— START OF Available records —

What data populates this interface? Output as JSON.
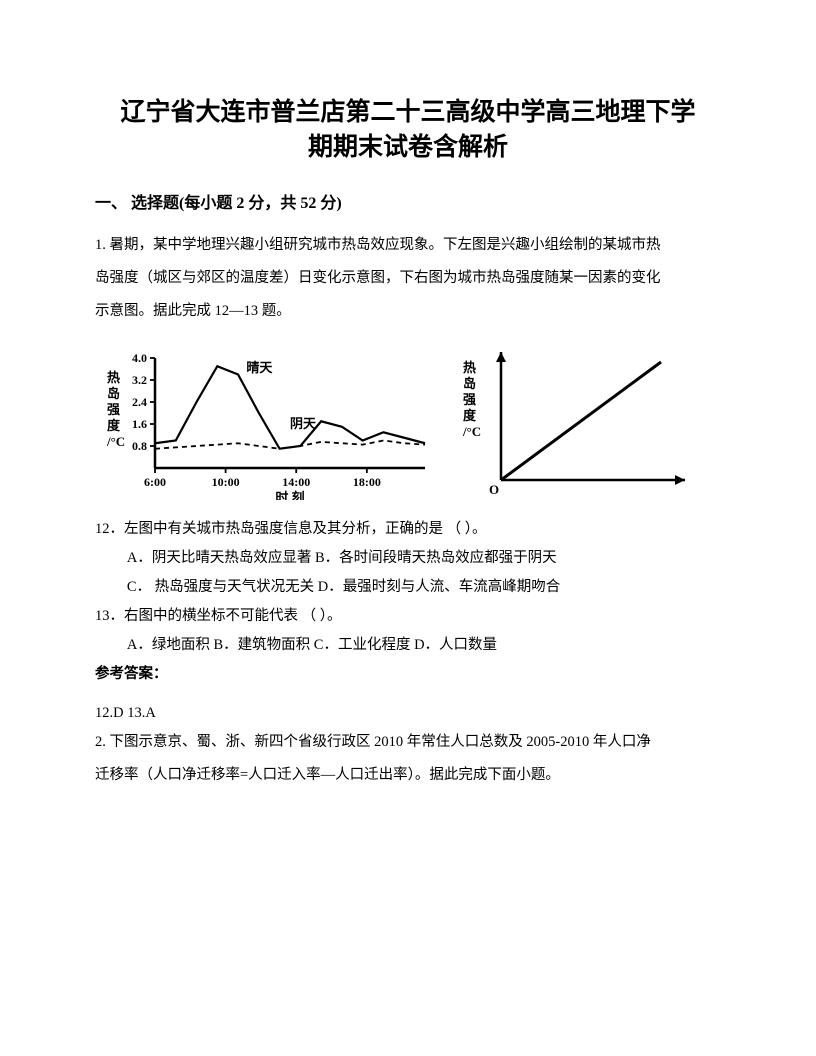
{
  "title_line1": "辽宁省大连市普兰店第二十三高级中学高三地理下学",
  "title_line2": "期期末试卷含解析",
  "section1": "一、 选择题(每小题 2 分，共 52 分)",
  "q1_intro1": "1. 暑期，某中学地理兴趣小组研究城市热岛效应现象。下左图是兴趣小组绘制的某城市热",
  "q1_intro2": "岛强度（城区与郊区的温度差）日变化示意图，下右图为城市热岛强度随某一因素的变化",
  "q1_intro3": "示意图。据此完成 12—13 题。",
  "q12": "12．左图中有关城市热岛强度信息及其分析，正确的是 （            ）。",
  "q12_a": "A．阴天比晴天热岛效应显著 B．各时间段晴天热岛效应都强于阴天",
  "q12_c": "C．  热岛强度与天气状况无关 D．最强时刻与人流、车流高峰期吻合",
  "q13": "13．右图中的横坐标不可能代表  （            ）。",
  "q13_opts": "A．绿地面积  B．建筑物面积      C．工业化程度       D．人口数量",
  "ans_head": "参考答案：",
  "ans": "12.D   13.A",
  "q2_intro1": "2. 下图示意京、蜀、浙、新四个省级行政区 2010 年常住人口总数及 2005-2010 年人口净",
  "q2_intro2": "迁移率（人口净迁移率=人口迁入率—人口迁出率）。据此完成下面小题。",
  "chart_left": {
    "type": "line",
    "y_label": "热岛强度/°C",
    "y_ticks": [
      "4.0",
      "3.2",
      "2.4",
      "1.6",
      "0.8"
    ],
    "x_label": "时 刻",
    "x_ticks": [
      "6:00",
      "10:00",
      "14:00",
      "18:00"
    ],
    "legend1": "晴天",
    "legend2": "阴天",
    "sunny_points": [
      [
        0,
        0.9
      ],
      [
        1,
        1.0
      ],
      [
        2,
        2.4
      ],
      [
        3,
        3.7
      ],
      [
        4,
        3.4
      ],
      [
        5,
        2.0
      ],
      [
        6,
        0.7
      ],
      [
        7,
        0.8
      ],
      [
        8,
        1.7
      ],
      [
        9,
        1.5
      ],
      [
        10,
        1.0
      ],
      [
        11,
        1.3
      ],
      [
        12,
        1.1
      ],
      [
        13,
        0.9
      ]
    ],
    "cloudy_points": [
      [
        0,
        0.7
      ],
      [
        1,
        0.75
      ],
      [
        2,
        0.8
      ],
      [
        3,
        0.85
      ],
      [
        4,
        0.9
      ],
      [
        5,
        0.8
      ],
      [
        6,
        0.7
      ],
      [
        7,
        0.8
      ],
      [
        8,
        0.95
      ],
      [
        9,
        0.9
      ],
      [
        10,
        0.85
      ],
      [
        11,
        1.0
      ],
      [
        12,
        0.9
      ],
      [
        13,
        0.85
      ]
    ],
    "line_color": "#000000",
    "line_width_sunny": 2.2,
    "line_width_cloudy": 1.8,
    "dash_cloudy": "5,4",
    "axis_color": "#000000",
    "background_color": "#ffffff",
    "font_size_axis": 12
  },
  "chart_right": {
    "type": "line",
    "y_label": "热岛强度/°C",
    "origin_label": "O",
    "line_color": "#000000",
    "line_width": 3,
    "axis_color": "#000000",
    "arrow": true,
    "points": [
      [
        0,
        0
      ],
      [
        1,
        1
      ]
    ],
    "font_size_axis": 12
  },
  "colors": {
    "text": "#000000",
    "bg": "#ffffff"
  }
}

— END OF Available records —

● What to produce: Keep every word of the data as it is when you write it out, but drop the pictures.

● Response:
What data populates this interface? Output as JSON.
{
  "title_line1": "辽宁省大连市普兰店第二十三高级中学高三地理下学",
  "title_line2": "期期末试卷含解析",
  "section1": "一、 选择题(每小题 2 分，共 52 分)",
  "q1_intro1": "1. 暑期，某中学地理兴趣小组研究城市热岛效应现象。下左图是兴趣小组绘制的某城市热",
  "q1_intro2": "岛强度（城区与郊区的温度差）日变化示意图，下右图为城市热岛强度随某一因素的变化",
  "q1_intro3": "示意图。据此完成 12—13 题。",
  "q12": "12．左图中有关城市热岛强度信息及其分析，正确的是 （            ）。",
  "q12_a": "A．阴天比晴天热岛效应显著 B．各时间段晴天热岛效应都强于阴天",
  "q12_c": "C．  热岛强度与天气状况无关 D．最强时刻与人流、车流高峰期吻合",
  "q13": "13．右图中的横坐标不可能代表  （            ）。",
  "q13_opts": "A．绿地面积  B．建筑物面积      C．工业化程度       D．人口数量",
  "ans_head": "参考答案：",
  "ans": "12.D   13.A",
  "q2_intro1": "2. 下图示意京、蜀、浙、新四个省级行政区 2010 年常住人口总数及 2005-2010 年人口净",
  "q2_intro2": "迁移率（人口净迁移率=人口迁入率—人口迁出率）。据此完成下面小题。",
  "chart_left": {
    "type": "line",
    "y_label": "热岛强度/°C",
    "y_ticks": [
      "4.0",
      "3.2",
      "2.4",
      "1.6",
      "0.8"
    ],
    "x_label": "时 刻",
    "x_ticks": [
      "6:00",
      "10:00",
      "14:00",
      "18:00"
    ],
    "legend1": "晴天",
    "legend2": "阴天",
    "sunny_points": [
      [
        0,
        0.9
      ],
      [
        1,
        1.0
      ],
      [
        2,
        2.4
      ],
      [
        3,
        3.7
      ],
      [
        4,
        3.4
      ],
      [
        5,
        2.0
      ],
      [
        6,
        0.7
      ],
      [
        7,
        0.8
      ],
      [
        8,
        1.7
      ],
      [
        9,
        1.5
      ],
      [
        10,
        1.0
      ],
      [
        11,
        1.3
      ],
      [
        12,
        1.1
      ],
      [
        13,
        0.9
      ]
    ],
    "cloudy_points": [
      [
        0,
        0.7
      ],
      [
        1,
        0.75
      ],
      [
        2,
        0.8
      ],
      [
        3,
        0.85
      ],
      [
        4,
        0.9
      ],
      [
        5,
        0.8
      ],
      [
        6,
        0.7
      ],
      [
        7,
        0.8
      ],
      [
        8,
        0.95
      ],
      [
        9,
        0.9
      ],
      [
        10,
        0.85
      ],
      [
        11,
        1.0
      ],
      [
        12,
        0.9
      ],
      [
        13,
        0.85
      ]
    ],
    "line_color": "#000000",
    "line_width_sunny": 2.2,
    "line_width_cloudy": 1.8,
    "dash_cloudy": "5,4",
    "axis_color": "#000000",
    "background_color": "#ffffff",
    "font_size_axis": 12
  },
  "chart_right": {
    "type": "line",
    "y_label": "热岛强度/°C",
    "origin_label": "O",
    "line_color": "#000000",
    "line_width": 3,
    "axis_color": "#000000",
    "arrow": true,
    "points": [
      [
        0,
        0
      ],
      [
        1,
        1
      ]
    ],
    "font_size_axis": 12
  },
  "colors": {
    "text": "#000000",
    "bg": "#ffffff"
  }
}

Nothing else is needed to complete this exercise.